- Passage shown -
On the eve of a presidential contest, late-breaking events can have an outsize impact. While nothing has risen to the level of a blockbuster "October surprise" - the term coined from the 1980 race, when Democrats feared Ronald Reagan and his friends were secretly arranging to delay the release of the US hostages in Iran until after the election - this has been an October of mini-surprises.
Four days of charges and countercharges over the disappearance of 380 tons of explosives in Iraq have given Sen. John Kerry the kind of final-week run every challenger craves. Even if it's impossible to pinpoint whether Senator Kerry is winning votes over the issue, President Bush is on the defensive, knocked off-message.
The Bush team had laid out a week focusing on leadership, culminating in a speech Friday on security, couched in new, more personal terms. The president also made a pitch for conservative Democrats, appearing on the stump with Democratic Sen. Zell Miller of Georgia.
But the president himself kept the political angle of the explosives story alive this week, as he broke his silence and responded to Kerry's accusations that he was avoiding responsibility.

- Required action 1 -
The passage on the presidential race's final week says Kerry may not be winning votes over the missing explosives. Why does it still count the dispute as a good run for him?
- Required action 2 -
Continue the passage on the presidential race's final week, picking up after its last sentence.

- Stored data entries -
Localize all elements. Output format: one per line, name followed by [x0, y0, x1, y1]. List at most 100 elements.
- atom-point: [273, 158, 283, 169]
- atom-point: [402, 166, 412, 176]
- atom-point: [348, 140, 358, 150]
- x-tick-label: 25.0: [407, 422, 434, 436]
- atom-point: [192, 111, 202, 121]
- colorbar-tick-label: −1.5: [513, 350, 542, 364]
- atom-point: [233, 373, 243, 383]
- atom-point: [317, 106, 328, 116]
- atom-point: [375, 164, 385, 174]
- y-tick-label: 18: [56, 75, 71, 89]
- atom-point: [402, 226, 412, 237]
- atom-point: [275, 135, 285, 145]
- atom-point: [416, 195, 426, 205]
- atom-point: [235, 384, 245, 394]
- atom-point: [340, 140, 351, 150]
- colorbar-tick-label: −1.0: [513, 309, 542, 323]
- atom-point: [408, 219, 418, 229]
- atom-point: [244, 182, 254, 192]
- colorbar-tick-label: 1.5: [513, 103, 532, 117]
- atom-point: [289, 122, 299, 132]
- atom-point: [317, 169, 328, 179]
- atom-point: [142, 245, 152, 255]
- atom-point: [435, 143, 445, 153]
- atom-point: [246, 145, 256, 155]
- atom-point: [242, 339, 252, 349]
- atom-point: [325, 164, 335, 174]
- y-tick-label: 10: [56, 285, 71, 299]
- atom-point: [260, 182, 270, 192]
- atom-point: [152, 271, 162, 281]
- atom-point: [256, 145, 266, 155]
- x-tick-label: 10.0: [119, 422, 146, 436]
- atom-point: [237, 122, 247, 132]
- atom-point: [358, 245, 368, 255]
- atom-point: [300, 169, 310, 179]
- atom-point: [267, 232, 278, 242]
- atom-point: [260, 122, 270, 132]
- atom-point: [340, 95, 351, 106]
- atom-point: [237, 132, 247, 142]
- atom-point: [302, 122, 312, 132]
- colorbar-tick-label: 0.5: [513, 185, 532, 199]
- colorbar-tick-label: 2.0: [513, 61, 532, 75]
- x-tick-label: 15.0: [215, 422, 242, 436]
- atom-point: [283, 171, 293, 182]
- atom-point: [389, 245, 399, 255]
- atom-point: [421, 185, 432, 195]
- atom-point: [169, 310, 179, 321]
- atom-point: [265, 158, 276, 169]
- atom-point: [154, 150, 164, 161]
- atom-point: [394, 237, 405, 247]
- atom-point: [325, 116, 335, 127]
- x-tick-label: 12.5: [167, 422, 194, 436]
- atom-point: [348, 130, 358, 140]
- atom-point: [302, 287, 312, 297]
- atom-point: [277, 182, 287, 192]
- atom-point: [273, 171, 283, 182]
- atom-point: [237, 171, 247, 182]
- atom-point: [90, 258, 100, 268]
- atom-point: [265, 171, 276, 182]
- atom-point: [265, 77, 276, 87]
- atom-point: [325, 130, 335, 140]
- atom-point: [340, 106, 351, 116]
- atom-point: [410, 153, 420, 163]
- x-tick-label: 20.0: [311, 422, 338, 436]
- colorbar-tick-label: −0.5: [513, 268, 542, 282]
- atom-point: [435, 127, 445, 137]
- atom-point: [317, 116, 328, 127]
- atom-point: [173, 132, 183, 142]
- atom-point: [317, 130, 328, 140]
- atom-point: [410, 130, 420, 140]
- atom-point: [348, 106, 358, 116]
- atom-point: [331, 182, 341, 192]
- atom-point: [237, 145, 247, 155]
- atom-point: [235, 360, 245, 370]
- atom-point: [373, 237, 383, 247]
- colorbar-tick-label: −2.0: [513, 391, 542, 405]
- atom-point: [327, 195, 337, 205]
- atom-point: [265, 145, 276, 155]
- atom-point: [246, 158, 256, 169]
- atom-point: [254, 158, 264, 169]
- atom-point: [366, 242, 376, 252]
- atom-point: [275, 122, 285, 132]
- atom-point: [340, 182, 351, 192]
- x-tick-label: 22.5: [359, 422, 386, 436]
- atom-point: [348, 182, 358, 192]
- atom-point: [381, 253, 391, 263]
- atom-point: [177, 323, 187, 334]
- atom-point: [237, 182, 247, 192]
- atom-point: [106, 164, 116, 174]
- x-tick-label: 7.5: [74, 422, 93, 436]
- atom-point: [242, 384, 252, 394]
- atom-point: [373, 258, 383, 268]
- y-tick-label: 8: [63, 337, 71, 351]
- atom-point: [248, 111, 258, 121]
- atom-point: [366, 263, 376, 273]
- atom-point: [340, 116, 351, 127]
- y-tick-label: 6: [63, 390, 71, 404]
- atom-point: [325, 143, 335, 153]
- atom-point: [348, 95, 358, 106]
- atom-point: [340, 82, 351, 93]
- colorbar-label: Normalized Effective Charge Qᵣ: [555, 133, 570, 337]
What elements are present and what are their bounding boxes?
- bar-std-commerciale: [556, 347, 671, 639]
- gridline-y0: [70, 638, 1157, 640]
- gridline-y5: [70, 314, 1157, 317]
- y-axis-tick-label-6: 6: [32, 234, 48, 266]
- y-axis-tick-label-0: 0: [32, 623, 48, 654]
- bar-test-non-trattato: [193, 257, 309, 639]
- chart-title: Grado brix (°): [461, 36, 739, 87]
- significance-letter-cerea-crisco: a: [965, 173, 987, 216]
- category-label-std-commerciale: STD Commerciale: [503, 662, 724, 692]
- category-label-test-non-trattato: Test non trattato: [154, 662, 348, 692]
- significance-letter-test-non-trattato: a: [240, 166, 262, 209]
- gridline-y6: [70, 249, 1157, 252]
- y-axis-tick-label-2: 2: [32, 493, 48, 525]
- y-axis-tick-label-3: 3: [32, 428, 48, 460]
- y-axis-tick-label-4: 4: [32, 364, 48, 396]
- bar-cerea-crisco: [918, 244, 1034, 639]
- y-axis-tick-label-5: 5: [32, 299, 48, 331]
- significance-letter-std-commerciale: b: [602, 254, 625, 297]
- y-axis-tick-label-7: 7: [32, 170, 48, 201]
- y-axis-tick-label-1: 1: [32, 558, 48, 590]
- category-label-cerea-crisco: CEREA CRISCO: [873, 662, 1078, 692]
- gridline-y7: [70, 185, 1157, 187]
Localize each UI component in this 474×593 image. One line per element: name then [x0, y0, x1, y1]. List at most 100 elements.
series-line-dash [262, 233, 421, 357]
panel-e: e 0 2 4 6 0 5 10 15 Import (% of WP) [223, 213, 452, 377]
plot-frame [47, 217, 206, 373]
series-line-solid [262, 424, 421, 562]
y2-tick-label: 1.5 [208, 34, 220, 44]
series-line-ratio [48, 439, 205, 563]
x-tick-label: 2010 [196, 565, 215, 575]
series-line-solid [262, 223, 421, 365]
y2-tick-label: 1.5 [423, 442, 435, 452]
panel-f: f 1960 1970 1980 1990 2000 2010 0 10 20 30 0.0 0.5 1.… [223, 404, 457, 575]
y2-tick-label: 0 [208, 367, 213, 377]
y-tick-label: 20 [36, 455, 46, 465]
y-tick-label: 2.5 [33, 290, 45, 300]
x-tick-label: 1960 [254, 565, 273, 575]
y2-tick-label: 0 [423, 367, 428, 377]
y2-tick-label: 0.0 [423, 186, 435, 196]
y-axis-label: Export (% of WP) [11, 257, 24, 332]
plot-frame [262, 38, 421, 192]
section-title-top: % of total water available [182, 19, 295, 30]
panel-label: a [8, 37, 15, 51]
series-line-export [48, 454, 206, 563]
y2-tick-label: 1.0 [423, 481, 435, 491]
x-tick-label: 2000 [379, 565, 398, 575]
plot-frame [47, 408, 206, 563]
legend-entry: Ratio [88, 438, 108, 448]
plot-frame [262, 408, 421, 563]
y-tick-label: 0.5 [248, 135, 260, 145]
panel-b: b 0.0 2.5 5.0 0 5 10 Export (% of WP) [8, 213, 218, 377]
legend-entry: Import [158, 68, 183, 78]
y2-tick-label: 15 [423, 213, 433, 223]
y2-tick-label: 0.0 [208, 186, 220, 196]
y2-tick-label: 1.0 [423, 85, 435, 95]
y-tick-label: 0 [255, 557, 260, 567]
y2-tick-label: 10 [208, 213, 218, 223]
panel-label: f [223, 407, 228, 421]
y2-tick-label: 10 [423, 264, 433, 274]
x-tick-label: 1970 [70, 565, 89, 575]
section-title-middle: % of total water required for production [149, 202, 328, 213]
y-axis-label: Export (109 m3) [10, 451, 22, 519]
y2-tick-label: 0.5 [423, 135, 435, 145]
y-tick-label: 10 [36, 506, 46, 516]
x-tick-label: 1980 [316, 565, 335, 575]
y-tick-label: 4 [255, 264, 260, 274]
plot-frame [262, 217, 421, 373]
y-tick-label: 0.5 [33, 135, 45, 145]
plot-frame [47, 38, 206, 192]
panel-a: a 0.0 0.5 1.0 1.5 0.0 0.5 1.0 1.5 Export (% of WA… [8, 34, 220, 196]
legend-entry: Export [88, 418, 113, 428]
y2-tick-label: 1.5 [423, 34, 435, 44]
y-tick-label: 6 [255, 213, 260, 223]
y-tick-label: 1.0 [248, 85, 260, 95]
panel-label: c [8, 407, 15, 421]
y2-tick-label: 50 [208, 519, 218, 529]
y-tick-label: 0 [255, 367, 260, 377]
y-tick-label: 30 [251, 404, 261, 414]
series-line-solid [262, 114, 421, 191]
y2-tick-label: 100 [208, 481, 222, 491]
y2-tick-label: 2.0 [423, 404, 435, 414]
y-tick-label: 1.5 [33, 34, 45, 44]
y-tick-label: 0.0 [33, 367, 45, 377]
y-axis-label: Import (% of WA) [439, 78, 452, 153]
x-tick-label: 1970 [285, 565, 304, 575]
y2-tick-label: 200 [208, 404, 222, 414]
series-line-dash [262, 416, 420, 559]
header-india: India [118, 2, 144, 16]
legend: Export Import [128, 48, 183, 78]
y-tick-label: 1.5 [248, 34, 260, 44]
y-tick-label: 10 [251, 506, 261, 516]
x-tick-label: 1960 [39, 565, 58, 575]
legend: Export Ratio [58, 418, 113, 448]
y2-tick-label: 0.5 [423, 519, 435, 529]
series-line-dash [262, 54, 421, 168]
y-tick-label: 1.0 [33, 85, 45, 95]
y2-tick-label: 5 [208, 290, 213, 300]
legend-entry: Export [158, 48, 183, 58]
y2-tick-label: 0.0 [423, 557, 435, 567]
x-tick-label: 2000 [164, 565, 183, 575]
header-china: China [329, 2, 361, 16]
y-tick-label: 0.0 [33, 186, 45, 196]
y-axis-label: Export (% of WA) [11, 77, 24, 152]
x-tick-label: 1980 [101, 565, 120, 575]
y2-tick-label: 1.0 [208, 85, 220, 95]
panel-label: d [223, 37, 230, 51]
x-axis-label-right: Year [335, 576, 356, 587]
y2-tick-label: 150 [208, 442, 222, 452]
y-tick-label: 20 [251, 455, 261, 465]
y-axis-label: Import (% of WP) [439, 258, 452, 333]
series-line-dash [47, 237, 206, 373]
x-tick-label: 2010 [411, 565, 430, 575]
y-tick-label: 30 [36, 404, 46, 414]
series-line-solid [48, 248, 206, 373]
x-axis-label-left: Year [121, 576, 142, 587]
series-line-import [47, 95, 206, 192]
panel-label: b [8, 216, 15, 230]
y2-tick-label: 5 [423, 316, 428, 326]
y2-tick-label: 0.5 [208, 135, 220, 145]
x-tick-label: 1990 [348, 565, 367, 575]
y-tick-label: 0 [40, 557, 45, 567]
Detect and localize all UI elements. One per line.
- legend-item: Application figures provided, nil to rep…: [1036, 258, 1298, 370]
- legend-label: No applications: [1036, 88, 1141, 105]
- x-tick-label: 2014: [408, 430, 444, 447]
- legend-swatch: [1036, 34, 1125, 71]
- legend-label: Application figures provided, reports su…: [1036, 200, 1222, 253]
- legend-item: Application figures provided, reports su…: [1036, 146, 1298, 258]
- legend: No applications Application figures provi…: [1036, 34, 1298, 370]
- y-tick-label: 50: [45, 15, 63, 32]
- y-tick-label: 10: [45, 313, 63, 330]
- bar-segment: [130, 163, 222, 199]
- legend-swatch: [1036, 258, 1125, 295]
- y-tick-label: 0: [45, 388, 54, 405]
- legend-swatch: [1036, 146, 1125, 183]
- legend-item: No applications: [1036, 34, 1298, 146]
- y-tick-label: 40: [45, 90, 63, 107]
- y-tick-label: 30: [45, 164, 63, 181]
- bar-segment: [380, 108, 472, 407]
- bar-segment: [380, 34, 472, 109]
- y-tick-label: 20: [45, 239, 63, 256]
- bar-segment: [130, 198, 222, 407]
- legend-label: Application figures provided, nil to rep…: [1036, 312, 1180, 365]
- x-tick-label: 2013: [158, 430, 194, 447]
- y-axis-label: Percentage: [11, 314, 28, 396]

- Final answer 1 -
It has put President Bush on the defensive and knocked him off-message. That gives Kerry the kind of final-week run every challenger craves.

- Final answer 2 -
Bush accused Kerry of making "wild charges." And though many facts indeed remain murky - such as whether the explosives disappeared before or after the US invaded Iraq - nuance rarely figures into the final days of a presidential campaign. Bush supporters have questioned the timing of the leaked information, first published in Monday's New York Times.
The sparring continued Thursday. "This week Senator Kerry is again attacking the actions of our military in Iraq, with complete disregard for the facts," Bush said in a speech in Saginaw, Mich. "Senator Kerry will say anything to get elected."
The Kerry campaign issued an immediate response: "George Bush's hypocrisy knows no bounds. On the same day that his top surrogate blames the troops for the missing explosives, the president has the audacity to cast stones at John Kerry."
The "top surrogate" was a reference to former New York Mayor Rudy Giuliani, who said Thursday on NBC's "Today Show" that "the actual responsibility" for finding the explosives "really would be for the troops that were there."
By Election Day, there are likely to be no firm answers on the missing munitions. But the issue will surely be part of the daily chatter from here on out, as each side seeks to one-up the other - unless something really big does happen. Other "mini-surprises" this month that have worked against the president include the flu-vaccine shortage, oil prices, and a stock market below 10,000.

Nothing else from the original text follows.